__Work to be completed__
From the listing below, copy every line with the word "true".

__Source records__
## Begin

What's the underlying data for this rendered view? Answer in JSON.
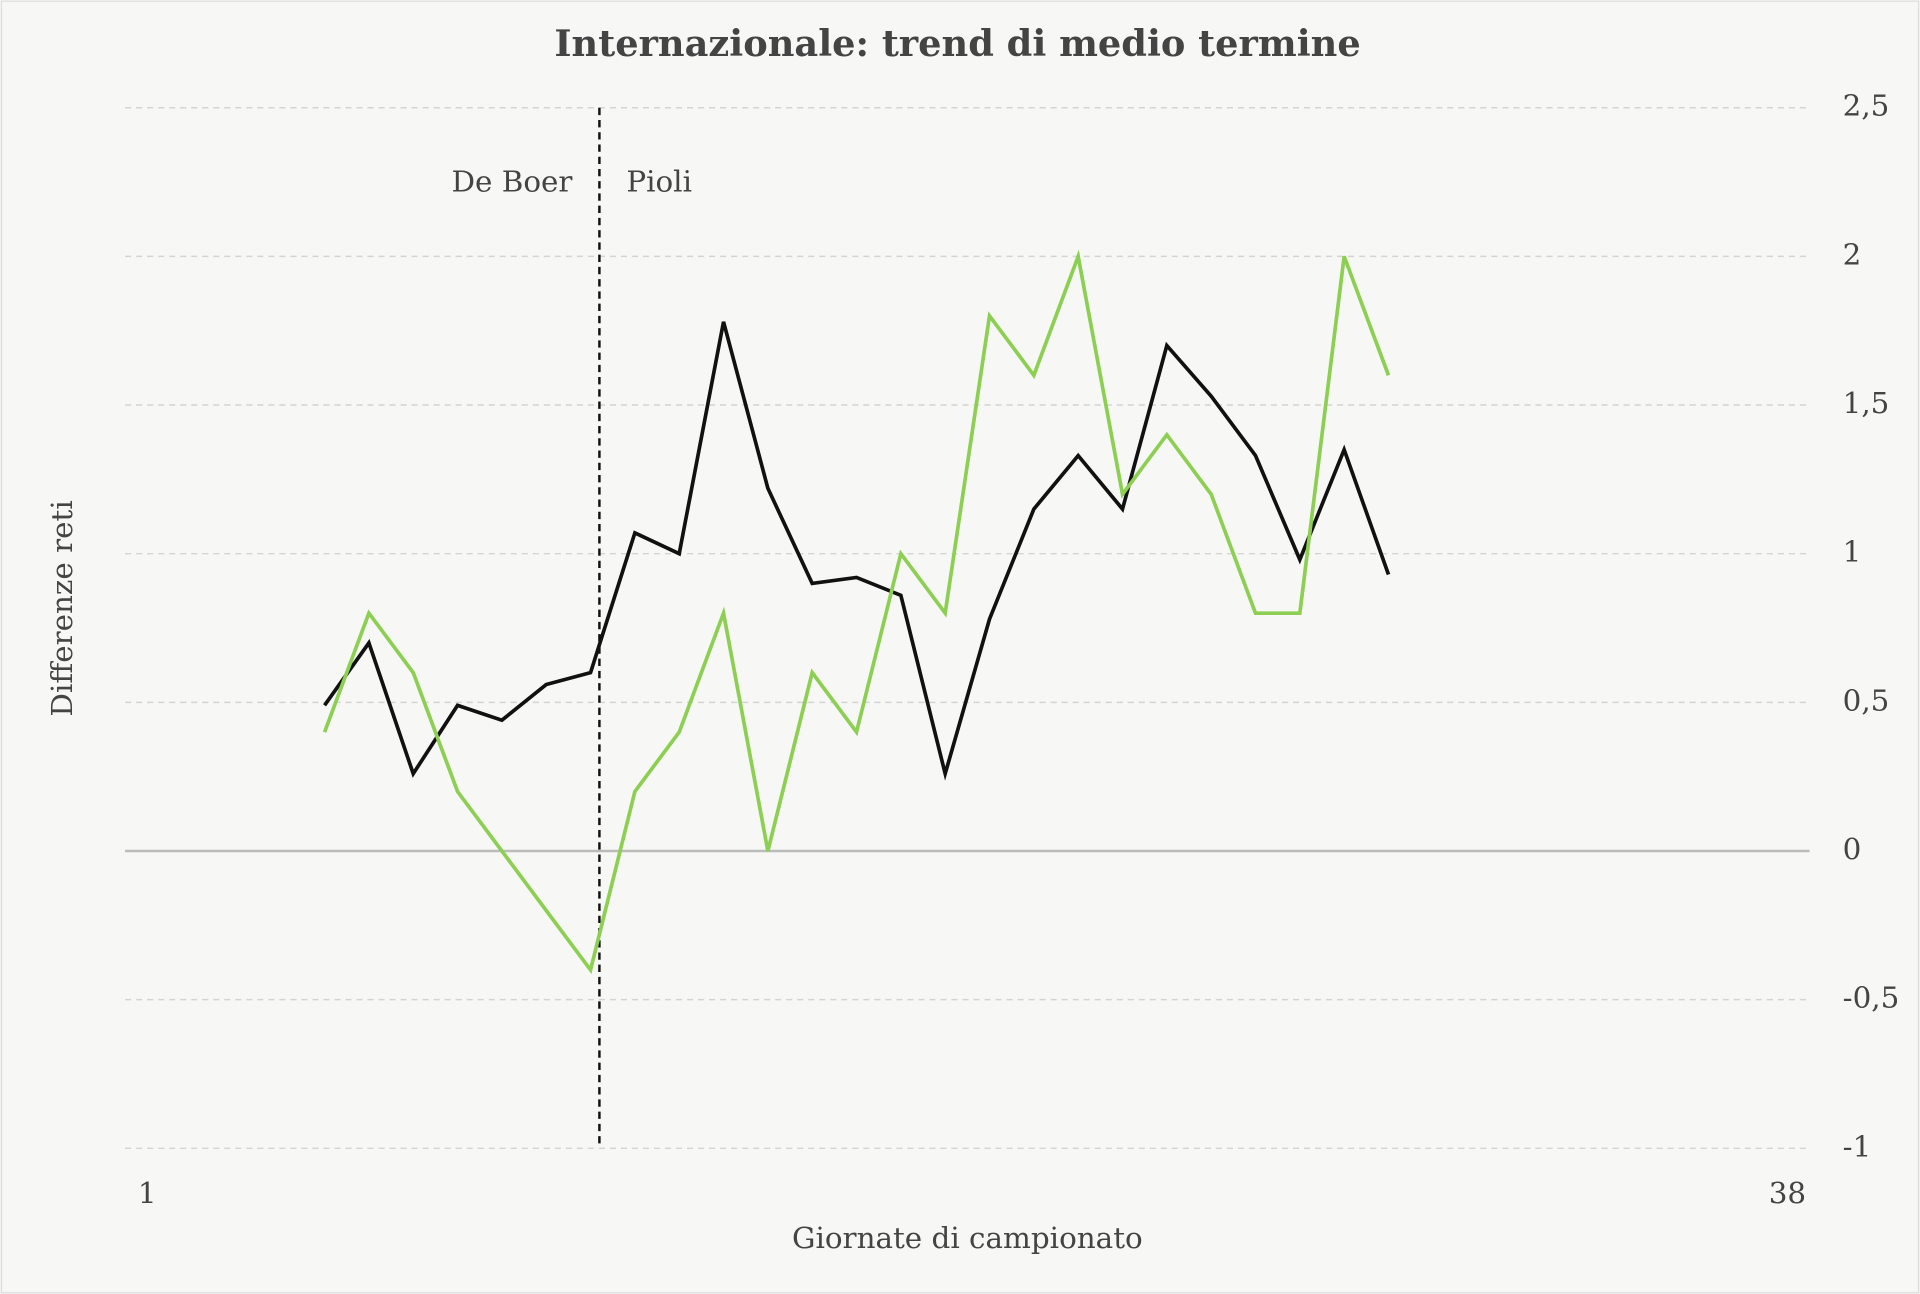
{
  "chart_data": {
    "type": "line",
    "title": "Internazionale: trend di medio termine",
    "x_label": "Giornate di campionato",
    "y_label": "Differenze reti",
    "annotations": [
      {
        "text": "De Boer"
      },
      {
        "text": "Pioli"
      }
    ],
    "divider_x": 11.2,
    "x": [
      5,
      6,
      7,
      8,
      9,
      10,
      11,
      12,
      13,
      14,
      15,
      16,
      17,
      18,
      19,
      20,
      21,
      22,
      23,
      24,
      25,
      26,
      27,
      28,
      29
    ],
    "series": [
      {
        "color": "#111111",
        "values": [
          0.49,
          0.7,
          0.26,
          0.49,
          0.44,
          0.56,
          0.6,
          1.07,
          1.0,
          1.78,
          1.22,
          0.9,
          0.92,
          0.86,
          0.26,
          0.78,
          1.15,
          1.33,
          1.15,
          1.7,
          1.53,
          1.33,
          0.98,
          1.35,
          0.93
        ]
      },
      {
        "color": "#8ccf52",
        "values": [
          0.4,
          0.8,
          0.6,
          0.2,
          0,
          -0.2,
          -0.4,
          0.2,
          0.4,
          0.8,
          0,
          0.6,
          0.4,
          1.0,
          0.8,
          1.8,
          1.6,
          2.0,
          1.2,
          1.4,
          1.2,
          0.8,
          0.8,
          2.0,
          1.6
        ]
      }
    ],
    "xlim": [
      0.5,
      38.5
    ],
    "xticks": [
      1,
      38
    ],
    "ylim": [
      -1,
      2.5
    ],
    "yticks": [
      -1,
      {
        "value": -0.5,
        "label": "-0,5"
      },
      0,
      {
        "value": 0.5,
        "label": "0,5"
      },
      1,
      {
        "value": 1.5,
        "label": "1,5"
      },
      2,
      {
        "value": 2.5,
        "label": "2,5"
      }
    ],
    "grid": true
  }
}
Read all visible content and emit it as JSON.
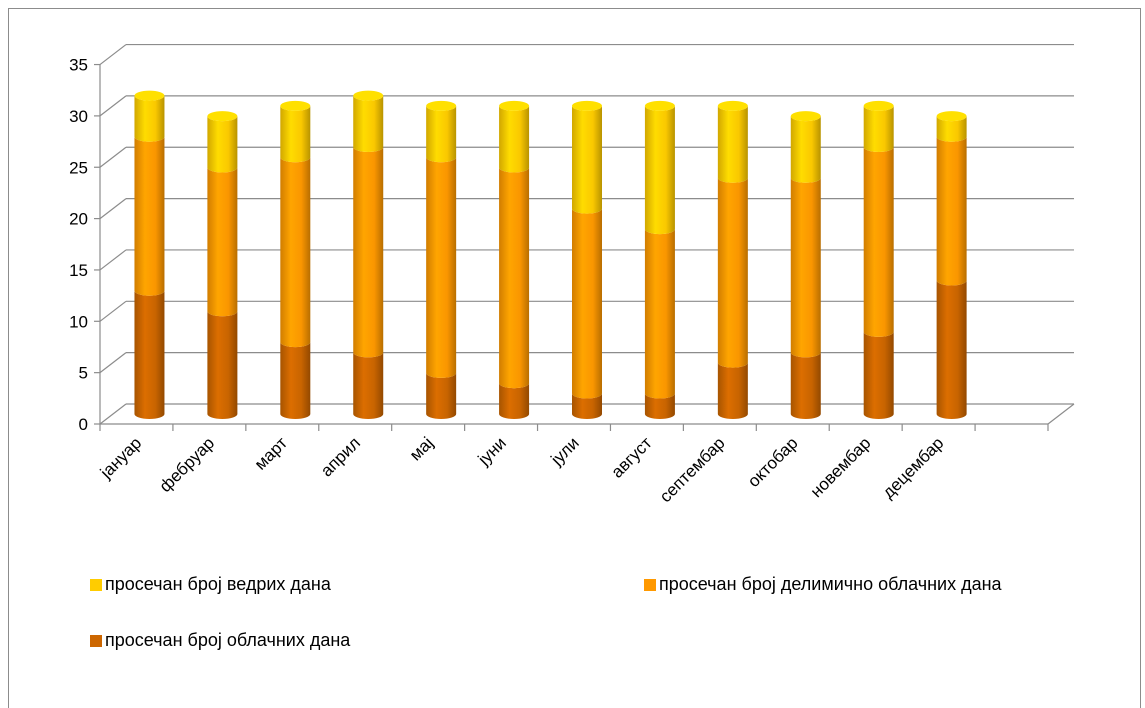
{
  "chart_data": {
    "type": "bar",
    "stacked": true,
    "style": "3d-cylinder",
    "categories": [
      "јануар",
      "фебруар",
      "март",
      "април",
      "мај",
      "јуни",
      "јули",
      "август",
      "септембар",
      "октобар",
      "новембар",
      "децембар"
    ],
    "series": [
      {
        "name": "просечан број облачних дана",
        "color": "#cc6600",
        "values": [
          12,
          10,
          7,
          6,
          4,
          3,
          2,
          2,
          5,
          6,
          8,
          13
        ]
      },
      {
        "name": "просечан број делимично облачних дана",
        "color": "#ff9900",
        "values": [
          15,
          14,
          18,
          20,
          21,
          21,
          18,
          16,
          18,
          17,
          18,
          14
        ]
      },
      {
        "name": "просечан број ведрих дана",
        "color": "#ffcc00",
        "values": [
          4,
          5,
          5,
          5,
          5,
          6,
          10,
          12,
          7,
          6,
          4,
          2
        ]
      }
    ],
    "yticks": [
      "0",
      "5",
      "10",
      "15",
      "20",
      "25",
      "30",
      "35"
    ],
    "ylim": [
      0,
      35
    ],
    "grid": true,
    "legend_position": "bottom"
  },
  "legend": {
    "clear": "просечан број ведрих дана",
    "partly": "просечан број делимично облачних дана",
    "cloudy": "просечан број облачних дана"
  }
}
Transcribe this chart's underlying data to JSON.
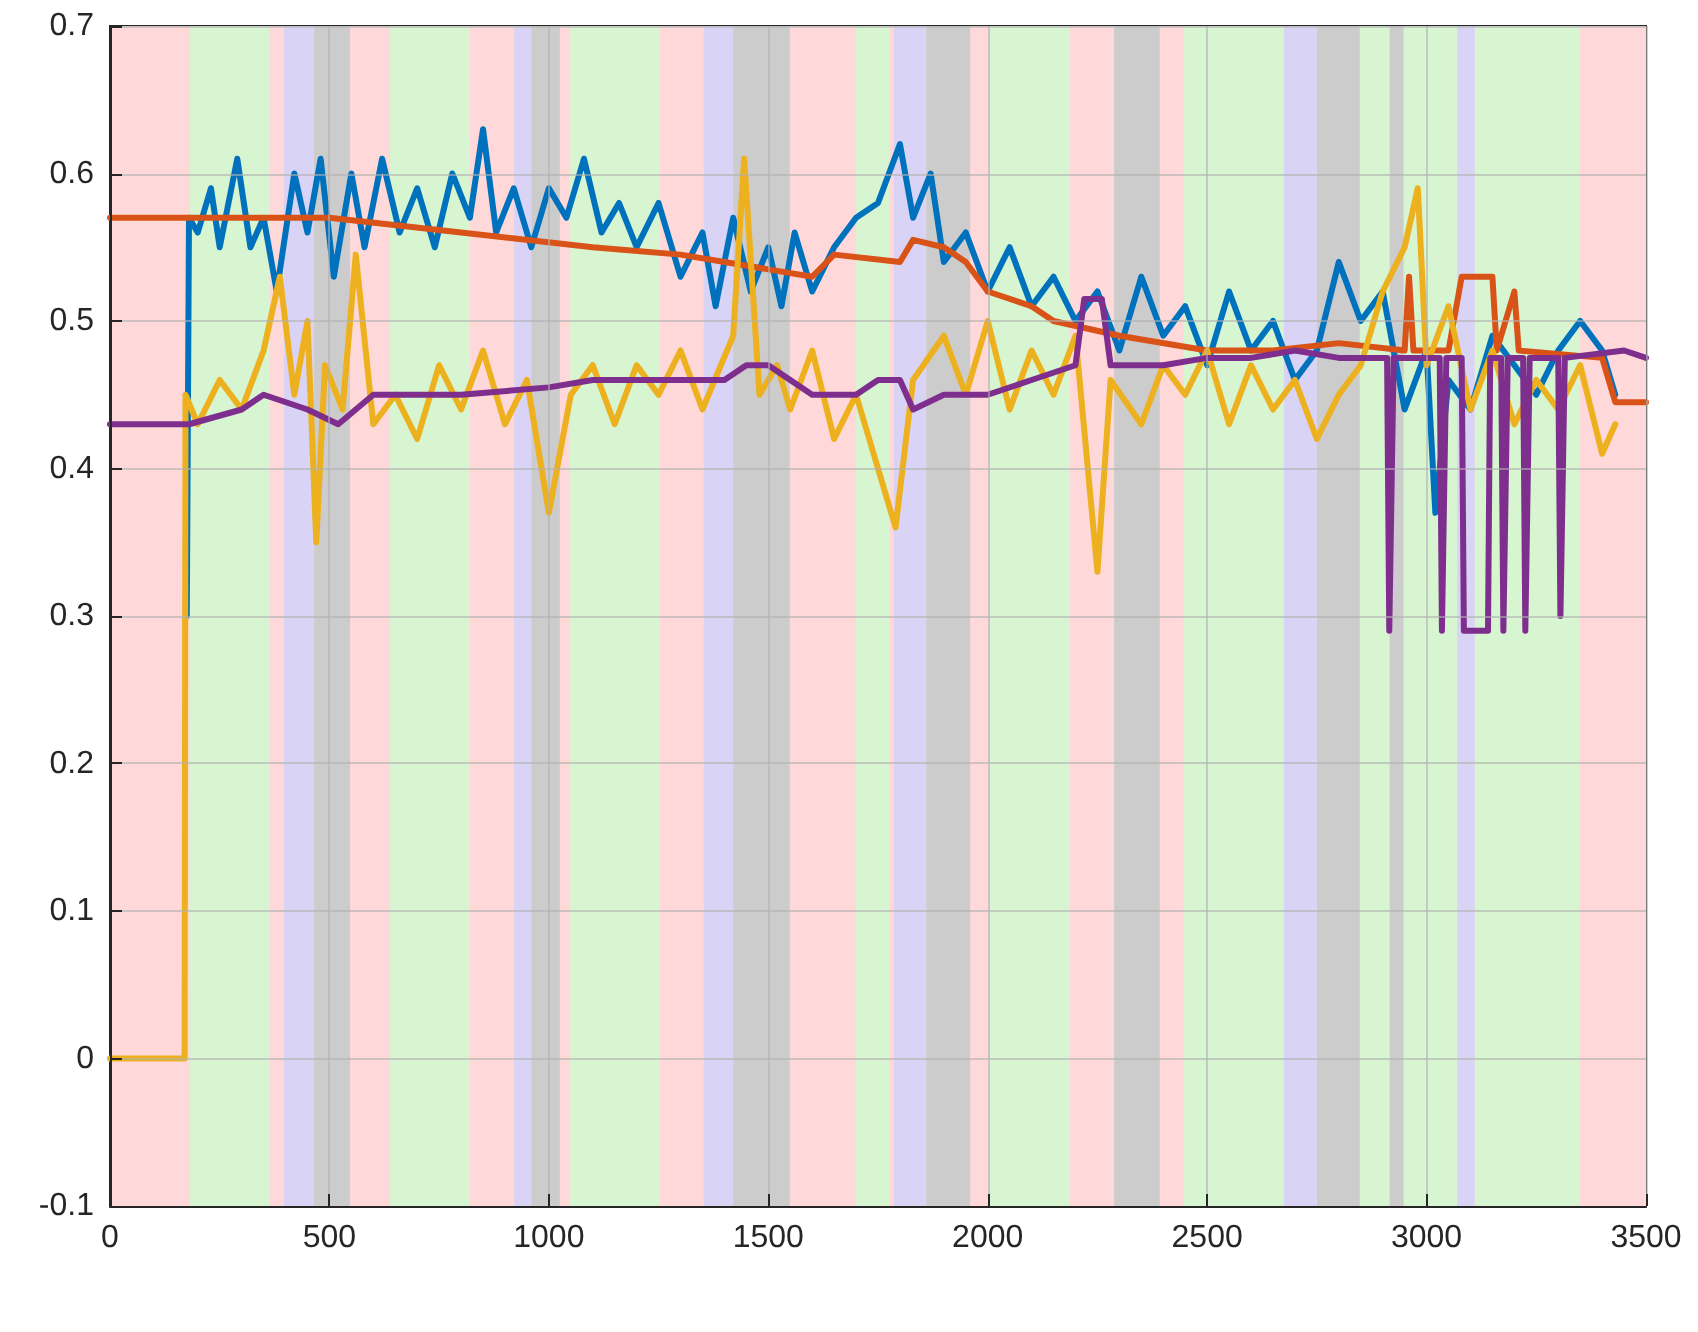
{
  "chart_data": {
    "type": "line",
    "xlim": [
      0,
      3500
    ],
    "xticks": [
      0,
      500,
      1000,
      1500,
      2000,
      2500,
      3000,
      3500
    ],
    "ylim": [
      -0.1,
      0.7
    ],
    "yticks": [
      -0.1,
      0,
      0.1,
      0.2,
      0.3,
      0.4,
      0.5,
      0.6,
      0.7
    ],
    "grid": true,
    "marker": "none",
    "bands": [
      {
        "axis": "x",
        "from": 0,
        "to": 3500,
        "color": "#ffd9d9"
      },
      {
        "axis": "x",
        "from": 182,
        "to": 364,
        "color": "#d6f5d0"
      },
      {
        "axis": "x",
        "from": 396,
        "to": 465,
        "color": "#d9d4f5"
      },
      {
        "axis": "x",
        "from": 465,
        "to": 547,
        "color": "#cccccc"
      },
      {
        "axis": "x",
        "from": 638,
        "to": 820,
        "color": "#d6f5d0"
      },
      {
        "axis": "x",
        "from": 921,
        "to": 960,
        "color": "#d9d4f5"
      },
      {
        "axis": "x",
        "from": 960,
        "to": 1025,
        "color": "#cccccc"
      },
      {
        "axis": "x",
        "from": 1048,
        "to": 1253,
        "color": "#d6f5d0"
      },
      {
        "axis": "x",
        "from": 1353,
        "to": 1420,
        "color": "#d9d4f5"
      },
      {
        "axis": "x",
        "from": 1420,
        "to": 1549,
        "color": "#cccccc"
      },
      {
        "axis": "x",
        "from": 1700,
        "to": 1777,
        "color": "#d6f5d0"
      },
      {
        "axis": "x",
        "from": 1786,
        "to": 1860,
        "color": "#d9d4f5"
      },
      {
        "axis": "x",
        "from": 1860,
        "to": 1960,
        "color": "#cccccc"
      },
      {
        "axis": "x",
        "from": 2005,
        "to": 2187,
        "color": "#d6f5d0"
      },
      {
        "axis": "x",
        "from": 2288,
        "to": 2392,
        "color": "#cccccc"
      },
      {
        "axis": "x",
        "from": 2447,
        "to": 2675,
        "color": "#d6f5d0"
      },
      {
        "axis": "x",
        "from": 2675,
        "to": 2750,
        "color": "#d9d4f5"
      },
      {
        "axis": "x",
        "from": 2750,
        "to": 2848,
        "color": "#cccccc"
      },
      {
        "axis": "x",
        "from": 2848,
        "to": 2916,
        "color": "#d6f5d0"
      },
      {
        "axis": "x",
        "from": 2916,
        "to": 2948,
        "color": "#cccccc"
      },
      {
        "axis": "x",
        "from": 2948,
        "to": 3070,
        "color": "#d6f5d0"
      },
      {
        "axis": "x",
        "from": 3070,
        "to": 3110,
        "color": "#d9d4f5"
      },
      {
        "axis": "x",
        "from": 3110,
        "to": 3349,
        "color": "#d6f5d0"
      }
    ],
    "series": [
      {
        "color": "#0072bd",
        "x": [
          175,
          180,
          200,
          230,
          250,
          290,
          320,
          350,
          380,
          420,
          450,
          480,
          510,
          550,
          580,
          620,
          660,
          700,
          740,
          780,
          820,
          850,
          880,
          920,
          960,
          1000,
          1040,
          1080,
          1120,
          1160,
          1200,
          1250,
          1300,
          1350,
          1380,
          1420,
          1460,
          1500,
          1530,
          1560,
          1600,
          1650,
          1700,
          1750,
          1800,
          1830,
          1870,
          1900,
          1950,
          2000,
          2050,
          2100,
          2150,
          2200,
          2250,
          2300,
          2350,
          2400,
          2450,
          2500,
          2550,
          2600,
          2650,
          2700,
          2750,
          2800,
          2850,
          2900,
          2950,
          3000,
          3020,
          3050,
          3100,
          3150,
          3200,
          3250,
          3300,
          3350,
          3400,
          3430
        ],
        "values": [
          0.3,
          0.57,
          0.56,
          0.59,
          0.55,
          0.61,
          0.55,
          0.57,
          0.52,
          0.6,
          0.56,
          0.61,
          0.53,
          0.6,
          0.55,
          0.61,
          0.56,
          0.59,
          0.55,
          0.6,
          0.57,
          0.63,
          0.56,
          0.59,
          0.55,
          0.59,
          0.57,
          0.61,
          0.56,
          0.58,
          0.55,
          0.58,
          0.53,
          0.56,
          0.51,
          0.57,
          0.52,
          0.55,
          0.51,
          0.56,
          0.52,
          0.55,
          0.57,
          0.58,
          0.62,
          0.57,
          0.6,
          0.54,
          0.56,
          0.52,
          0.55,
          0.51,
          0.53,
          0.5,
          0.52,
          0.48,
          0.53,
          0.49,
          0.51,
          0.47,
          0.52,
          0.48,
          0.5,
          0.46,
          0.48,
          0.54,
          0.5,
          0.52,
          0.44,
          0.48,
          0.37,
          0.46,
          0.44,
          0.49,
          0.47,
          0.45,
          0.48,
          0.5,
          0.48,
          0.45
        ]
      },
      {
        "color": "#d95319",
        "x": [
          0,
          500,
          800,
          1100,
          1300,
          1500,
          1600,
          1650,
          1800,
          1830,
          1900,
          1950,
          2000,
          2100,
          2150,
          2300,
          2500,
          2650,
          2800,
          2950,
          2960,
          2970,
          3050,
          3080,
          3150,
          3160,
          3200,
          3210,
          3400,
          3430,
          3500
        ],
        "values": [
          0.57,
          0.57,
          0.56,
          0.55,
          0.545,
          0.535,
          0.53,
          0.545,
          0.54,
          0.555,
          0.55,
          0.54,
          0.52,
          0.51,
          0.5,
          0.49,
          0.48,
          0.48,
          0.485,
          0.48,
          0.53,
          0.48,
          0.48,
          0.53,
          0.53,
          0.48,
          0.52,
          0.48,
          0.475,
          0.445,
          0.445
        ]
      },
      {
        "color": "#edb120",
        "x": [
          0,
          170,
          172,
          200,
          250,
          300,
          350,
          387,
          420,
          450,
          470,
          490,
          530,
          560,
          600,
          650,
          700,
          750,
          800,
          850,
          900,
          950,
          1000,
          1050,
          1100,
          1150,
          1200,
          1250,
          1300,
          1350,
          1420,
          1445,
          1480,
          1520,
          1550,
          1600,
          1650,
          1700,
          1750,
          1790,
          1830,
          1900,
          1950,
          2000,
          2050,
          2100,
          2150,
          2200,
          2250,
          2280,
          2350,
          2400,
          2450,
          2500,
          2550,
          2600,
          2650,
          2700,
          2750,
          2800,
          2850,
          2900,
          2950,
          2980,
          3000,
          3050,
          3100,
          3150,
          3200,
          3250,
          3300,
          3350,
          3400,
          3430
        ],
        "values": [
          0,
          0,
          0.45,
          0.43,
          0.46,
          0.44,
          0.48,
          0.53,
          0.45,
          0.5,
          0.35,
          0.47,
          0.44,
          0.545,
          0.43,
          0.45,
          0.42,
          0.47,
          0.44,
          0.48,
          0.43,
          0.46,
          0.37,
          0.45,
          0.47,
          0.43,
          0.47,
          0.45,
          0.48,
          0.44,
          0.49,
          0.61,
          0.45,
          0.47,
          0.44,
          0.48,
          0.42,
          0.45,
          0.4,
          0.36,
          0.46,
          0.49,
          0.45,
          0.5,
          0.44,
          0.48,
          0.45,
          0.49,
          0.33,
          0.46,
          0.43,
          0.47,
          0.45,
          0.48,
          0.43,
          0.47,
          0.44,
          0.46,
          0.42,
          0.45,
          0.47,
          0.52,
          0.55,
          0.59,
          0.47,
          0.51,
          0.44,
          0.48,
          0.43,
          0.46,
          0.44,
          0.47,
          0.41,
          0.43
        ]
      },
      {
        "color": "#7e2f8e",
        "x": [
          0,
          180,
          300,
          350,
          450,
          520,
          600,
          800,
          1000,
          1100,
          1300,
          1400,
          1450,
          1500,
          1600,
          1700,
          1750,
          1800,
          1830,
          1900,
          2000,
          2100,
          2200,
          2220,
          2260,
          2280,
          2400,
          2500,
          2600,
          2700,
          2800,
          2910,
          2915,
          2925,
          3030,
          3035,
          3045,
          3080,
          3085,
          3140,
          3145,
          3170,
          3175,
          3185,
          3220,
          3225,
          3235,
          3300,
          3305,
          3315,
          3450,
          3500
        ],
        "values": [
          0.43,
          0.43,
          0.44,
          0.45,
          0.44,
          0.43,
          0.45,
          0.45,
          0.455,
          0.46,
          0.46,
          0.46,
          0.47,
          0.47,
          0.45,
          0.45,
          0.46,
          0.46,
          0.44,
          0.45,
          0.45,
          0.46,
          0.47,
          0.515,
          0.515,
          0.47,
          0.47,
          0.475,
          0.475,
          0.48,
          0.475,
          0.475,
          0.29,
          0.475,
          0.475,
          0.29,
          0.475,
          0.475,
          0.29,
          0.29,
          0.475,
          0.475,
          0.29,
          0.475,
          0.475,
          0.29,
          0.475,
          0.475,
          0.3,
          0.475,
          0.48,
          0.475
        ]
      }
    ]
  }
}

## End

__Written response__
    "grid": true
    "stacked": true,
    "grid": true,
    "grid": true,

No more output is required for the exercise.